◆ SOURCE DOCUMENT:
________________________________________
# Dam in BV to be removed for safer passage. Public input tonight



## bvwp1 (Oct 27, 2003)

Please come tonight to show your support in converting a dangerous dam into a a safer passage. Rob White wanted me to inform you that tomorrow, Wednesday, June 26, from 6:00 - 8:00 p.m. there will be a public meeting at the Aspen Room of the Buena Vista Community Center to discuss plans to reconstruct the Helena Diversion Boat Chute. As you are aware, this is a problematic structure and safety concern in its current state, and AHRA has plans to rebuild this in the fall of 2013 in cooperation with Helena Ditch owners. 

Public input is encouraged, and the public is invited to attend this discussion. If you have any questions, contact AHRA at 719-539-7289.


----------



## David L (Feb 13, 2004)

Is this the chute about a mile or so below the put-in at the foot bridge over the river, near the softball field?


----------



## Jahve (Oct 31, 2003)

Good to see this is finally happening. The money was approved 2 years ago but flow and other issues pushed it back a couple of years. 

I cant make it tonight but Earl is there any chance that we can get a play feature included? It seems with the amount of money involved that it would be a possibility.


----------



## Mike Harvey (Oct 10, 2003)

RDNEK said:


> Good to see this is finally happening. The money was approved 2 years ago but flow and other issues pushed it back a couple of years.
> 
> I cant make it tonight but Earl is there any chance that we can get a play feature included? It seems with the amount of money involved that it would be a possibility.
________________________________________
◆ GIVEN INFORMATION:
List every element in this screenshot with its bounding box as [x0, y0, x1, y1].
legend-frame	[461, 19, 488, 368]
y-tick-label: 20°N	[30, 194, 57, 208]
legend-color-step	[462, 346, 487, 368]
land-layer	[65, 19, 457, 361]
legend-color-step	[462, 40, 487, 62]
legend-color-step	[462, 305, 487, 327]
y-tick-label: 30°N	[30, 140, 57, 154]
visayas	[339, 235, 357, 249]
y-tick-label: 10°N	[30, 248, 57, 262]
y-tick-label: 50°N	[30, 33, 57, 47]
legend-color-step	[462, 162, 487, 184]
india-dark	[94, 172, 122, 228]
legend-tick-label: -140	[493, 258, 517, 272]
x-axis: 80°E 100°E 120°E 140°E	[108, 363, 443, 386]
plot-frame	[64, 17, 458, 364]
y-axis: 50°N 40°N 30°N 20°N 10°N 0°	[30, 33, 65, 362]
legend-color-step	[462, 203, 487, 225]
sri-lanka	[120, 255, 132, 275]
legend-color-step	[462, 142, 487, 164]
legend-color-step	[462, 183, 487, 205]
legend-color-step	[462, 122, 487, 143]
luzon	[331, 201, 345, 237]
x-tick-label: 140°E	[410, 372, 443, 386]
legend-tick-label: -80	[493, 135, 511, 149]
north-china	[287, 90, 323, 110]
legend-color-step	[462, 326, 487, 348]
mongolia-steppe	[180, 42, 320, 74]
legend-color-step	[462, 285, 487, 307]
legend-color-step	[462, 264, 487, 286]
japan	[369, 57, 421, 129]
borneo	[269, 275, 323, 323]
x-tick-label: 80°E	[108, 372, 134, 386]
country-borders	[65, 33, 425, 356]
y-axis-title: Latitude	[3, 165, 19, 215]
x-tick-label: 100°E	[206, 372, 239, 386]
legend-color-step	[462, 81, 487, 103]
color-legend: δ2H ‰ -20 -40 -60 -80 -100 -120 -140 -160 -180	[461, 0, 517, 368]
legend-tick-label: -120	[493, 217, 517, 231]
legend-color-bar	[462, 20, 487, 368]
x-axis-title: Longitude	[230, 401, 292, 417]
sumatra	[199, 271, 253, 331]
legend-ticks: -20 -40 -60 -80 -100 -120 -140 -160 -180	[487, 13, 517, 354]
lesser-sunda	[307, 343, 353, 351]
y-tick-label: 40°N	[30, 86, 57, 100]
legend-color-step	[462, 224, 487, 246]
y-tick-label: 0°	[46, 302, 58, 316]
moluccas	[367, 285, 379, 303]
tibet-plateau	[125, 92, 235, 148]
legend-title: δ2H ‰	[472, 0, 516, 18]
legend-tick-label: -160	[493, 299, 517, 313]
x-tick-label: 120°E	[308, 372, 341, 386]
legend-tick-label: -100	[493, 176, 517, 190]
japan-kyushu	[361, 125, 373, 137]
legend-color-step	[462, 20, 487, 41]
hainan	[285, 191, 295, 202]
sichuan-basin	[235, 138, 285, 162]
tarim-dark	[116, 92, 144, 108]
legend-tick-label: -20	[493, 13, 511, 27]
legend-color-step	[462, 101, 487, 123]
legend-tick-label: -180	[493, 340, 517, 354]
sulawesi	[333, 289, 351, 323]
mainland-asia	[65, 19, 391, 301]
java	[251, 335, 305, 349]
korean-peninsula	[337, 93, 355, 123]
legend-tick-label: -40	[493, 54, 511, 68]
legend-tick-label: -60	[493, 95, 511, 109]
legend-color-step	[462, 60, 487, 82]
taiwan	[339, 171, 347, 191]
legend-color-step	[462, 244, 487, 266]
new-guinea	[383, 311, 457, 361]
________________________________________
◆ TASKS TO COMPLETE:
• 1. Copy the dam thread from "Public input is" up to and including "the softball field?", word for word.
• 2. Answer these from the dam thread:
(a) In which room and building is the public meeting held?
(b) What phone number is given for contacting AHRA?
(c) According to Jahve, how long ago was the money approved?
• 3. Pick up the dam thread from its last line and continue it.

◆ RESPONSES TO THE EXERCISE:
• 1.
Public input is encouraged, and the public is invited to attend this discussion. If you have any questions, contact AHRA at 719-539-7289.


----------



## David L (Feb 13, 2004)

Is this the chute about a mile or so below the put-in at the foot bridge over the river, near the softball field?

• 2.
(a) The Aspen Room of the Buena Vista Community Center.
(b) 719-539-7289.
(c) Two years ago.

• 3.
Hey NEK...give me a call.


----------



## tango (Feb 1, 2006)

horseshit. that's a great rapid.


----------



## lmyers (Jun 10, 2008)

tango said:


> horseshit. that's a great rapid.


but it is a major hazard for swimmers....particularly the left side. I have done some work for the ditch owner and we stood on the headgate looking into the rapid and talking at base flow in the fall a few years ago. The entire left side drop is made of angular chunks of broken concrete and there is a significant amount of rebar protruding from it. I know a raft guide who flipped there on a training run and got his pfd hooked on a piece of rebar underwater....had to cut himself free...


----------



## Andy H. (Oct 13, 2003)

thanks for the info Logan. That's what I thought I remembered about the debris over there on the left. Glad to hear this work's being done.

On a side note, years ago I heard from folks in the know that there is also a scouting easement there but that it's never been publicized by the powers that be (I remember the placque at the ballfields access incorrectly stating "private property, no scouting" there a couple years ago).

-AH


----------



## lmyers (Jun 10, 2008)

Andy H. said:


> On a side note, years ago I heard from folks in the know that there is also a scouting easement there but that it's never been publicized by the powers that be (I remember the placque at the ballfields access incorrectly stating "private property, no scouting" there a couple years ago).
> 
> -AH


The AHRA acquired an easement from property owners 2 seasons ago. There is now a nice landing with a scout/portage trail on river right. There is appropriate signage indicating the presence of the drop, and the property lines surrounding the trail. Not sure if the river description sign at the Buena Vista boat ramp has been updated to reflect this or not...


----------



## Andy H. (Oct 13, 2003)

Logan,

My understanding is that the scouting easement is over a decade old and likely much older than that. The former (very cantankerous) landowner didn't recognize the scouting easement and continued to harass and threaten anyone scouting despite the easement.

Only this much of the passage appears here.